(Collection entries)
=-=-=

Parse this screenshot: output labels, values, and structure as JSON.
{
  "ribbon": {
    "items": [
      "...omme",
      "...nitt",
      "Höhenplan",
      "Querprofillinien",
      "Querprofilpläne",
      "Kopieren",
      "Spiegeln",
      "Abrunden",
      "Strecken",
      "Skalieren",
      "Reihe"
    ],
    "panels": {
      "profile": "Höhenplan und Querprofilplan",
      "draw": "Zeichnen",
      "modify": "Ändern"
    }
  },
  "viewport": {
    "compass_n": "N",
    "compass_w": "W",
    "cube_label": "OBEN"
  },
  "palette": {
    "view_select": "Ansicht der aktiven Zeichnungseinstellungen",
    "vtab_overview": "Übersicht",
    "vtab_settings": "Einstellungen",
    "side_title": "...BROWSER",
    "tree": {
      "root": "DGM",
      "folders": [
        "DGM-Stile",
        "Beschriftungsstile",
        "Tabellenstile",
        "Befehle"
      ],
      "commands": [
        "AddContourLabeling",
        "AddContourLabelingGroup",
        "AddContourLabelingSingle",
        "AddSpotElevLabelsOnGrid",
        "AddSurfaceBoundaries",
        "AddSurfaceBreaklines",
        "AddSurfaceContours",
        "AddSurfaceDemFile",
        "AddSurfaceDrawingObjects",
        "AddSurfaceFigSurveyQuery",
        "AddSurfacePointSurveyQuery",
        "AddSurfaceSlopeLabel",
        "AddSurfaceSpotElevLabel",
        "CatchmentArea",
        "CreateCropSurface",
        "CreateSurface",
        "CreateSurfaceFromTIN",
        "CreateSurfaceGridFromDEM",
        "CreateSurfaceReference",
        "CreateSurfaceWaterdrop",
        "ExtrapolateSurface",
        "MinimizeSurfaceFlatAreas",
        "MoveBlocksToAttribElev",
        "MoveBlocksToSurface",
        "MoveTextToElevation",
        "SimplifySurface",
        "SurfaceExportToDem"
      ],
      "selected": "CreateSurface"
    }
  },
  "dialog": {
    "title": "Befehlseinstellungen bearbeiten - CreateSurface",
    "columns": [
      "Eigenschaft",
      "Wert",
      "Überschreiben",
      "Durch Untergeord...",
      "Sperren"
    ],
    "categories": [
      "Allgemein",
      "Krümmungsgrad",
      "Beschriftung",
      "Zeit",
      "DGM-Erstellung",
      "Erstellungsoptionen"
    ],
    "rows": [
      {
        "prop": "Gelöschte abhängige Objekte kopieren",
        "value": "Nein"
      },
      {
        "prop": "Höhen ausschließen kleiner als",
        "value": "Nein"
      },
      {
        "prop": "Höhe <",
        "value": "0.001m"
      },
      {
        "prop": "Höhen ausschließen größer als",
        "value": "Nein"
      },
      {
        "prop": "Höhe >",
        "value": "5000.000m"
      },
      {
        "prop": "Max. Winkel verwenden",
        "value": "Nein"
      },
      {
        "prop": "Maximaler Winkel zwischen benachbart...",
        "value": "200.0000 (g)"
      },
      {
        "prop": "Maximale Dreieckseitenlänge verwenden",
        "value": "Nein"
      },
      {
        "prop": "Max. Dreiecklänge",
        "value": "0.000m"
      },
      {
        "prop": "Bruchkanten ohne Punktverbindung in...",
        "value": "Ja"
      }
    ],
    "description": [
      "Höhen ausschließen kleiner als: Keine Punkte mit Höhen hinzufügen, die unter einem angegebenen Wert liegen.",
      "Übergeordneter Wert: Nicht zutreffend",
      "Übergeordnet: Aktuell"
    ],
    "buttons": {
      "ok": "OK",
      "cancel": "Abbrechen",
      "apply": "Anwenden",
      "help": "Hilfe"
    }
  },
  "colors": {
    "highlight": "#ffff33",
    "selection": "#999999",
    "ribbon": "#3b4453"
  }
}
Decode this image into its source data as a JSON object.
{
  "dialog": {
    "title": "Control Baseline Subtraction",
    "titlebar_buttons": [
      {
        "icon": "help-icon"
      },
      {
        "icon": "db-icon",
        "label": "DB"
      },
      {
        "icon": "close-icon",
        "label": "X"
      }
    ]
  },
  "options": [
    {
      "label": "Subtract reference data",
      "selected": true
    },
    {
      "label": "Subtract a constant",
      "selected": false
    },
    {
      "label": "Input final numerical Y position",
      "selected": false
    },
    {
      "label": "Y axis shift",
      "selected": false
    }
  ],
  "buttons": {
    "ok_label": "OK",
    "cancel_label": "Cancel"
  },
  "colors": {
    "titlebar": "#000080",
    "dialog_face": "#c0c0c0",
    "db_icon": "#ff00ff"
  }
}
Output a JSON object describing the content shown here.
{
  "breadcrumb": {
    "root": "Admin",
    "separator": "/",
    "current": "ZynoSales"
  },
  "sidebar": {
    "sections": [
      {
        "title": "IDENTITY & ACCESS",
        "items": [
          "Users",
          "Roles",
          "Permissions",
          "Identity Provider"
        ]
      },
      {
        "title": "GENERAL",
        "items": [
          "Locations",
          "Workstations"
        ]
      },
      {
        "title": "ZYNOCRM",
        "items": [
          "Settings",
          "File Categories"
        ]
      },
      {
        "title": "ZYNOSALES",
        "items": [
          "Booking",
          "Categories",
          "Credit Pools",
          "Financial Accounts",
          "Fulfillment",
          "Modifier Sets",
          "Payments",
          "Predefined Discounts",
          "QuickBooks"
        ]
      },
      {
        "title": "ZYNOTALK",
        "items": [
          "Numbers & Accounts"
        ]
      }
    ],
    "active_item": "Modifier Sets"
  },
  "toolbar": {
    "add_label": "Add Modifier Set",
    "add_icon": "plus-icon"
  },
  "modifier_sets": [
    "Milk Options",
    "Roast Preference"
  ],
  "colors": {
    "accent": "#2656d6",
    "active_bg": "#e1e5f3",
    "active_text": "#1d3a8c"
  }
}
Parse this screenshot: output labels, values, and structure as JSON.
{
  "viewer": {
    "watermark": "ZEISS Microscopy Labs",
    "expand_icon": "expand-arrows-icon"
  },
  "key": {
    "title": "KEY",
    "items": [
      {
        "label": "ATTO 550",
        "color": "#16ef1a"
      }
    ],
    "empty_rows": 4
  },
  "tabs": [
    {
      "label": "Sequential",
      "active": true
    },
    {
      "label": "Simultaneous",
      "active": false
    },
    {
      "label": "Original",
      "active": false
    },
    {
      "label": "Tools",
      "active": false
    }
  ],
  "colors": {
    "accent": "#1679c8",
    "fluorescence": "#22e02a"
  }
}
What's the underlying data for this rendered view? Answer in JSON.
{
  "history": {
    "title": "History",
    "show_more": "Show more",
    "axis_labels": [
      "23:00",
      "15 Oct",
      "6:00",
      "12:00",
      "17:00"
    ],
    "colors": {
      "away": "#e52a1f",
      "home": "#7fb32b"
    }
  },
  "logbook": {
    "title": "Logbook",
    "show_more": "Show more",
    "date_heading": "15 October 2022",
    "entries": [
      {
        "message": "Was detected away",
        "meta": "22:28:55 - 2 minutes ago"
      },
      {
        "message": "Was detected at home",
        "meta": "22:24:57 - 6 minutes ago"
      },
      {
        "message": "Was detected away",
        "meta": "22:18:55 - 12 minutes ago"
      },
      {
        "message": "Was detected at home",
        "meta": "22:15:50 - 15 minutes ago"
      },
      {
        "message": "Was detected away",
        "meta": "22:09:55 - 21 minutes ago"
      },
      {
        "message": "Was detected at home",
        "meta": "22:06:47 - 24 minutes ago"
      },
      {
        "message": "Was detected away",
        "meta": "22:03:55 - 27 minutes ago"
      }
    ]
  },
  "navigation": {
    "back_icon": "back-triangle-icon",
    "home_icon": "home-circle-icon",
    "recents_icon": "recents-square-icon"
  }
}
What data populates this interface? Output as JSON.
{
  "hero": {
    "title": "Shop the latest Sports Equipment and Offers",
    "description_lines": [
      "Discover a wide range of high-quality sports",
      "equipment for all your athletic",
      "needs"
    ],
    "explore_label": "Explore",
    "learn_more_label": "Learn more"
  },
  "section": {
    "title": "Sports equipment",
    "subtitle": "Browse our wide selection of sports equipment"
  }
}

=-=-=

# STATED GOAL
Copy each line of the records above that carries the word "selection".

# EXPECTED OUTPUT
    "selection": "#999999",
    "subtitle": "Browse our wide selection of sports equipment"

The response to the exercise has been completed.